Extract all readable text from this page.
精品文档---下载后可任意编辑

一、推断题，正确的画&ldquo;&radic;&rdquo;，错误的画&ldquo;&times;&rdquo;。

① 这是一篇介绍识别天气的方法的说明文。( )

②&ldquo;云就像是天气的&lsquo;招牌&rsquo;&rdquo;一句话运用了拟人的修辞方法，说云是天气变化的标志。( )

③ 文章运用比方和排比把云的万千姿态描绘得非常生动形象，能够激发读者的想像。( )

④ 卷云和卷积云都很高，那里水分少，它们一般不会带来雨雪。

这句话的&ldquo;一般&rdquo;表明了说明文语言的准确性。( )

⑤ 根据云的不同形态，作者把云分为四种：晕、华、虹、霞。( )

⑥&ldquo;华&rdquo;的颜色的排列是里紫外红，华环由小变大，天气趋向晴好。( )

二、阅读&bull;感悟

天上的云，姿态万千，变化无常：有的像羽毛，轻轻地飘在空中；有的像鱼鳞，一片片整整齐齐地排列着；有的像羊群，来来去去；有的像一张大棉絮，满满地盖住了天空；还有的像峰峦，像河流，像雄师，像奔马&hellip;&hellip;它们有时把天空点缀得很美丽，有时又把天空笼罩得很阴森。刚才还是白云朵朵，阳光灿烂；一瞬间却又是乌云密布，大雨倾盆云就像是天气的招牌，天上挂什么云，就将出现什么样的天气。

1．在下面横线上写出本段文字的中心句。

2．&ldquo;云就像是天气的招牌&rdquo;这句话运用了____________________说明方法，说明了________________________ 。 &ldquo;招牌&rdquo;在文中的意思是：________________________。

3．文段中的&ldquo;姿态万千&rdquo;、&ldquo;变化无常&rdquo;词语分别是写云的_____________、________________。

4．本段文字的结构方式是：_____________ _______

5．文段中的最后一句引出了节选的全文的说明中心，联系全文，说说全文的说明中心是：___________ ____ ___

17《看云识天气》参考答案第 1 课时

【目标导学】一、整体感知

▶ Exercise requirements
Extract all of the data shown above and repeat it verbatim.

▶ Written response
Extract all readable text from this page.
精品文档---下载后可任意编辑

一、推断题，正确的画&ldquo;&radic;&rdquo;，错误的画&ldquo;&times;&rdquo;。

① 这是一篇介绍识别天气的方法的说明文。( )

②&ldquo;云就像是天气的&lsquo;招牌&rsquo;&rdquo;一句话运用了拟人的修辞方法，说云是天气变化的标志。( )

③ 文章运用比方和排比把云的万千姿态描绘得非常生动形象，能够激发读者的想像。( )

④ 卷云和卷积云都很高，那里水分少，它们一般不会带来雨雪。

这句话的&ldquo;一般&rdquo;表明了说明文语言的准确性。( )

⑤ 根据云的不同形态，作者把云分为四种：晕、华、虹、霞。( )

⑥&ldquo;华&rdquo;的颜色的排列是里紫外红，华环由小变大，天气趋向晴好。( )

二、阅读&bull;感悟

天上的云，姿态万千，变化无常：有的像羽毛，轻轻地飘在空中；有的像鱼鳞，一片片整整齐齐地排列着；有的像羊群，来来去去；有的像一张大棉絮，满满地盖住了天空；还有的像峰峦，像河流，像雄师，像奔马&hellip;&hellip;它们有时把天空点缀得很美丽，有时又把天空笼罩得很阴森。刚才还是白云朵朵，阳光灿烂；一瞬间却又是乌云密布，大雨倾盆云就像是天气的招牌，天上挂什么云，就将出现什么样的天气。

1．在下面横线上写出本段文字的中心句。

2．&ldquo;云就像是天气的招牌&rdquo;这句话运用了____________________说明方法，说明了________________________ 。 &ldquo;招牌&rdquo;在文中的意思是：________________________。

3．文段中的&ldquo;姿态万千&rdquo;、&ldquo;变化无常&rdquo;词语分别是写云的_____________、________________。

4．本段文字的结构方式是：_____________ _______

5．文段中的最后一句引出了节选的全文的说明中心，联系全文，说说全文的说明中心是：___________ ____ ___

17《看云识天气》参考答案第 1 课时

【目标导学】一、整体感知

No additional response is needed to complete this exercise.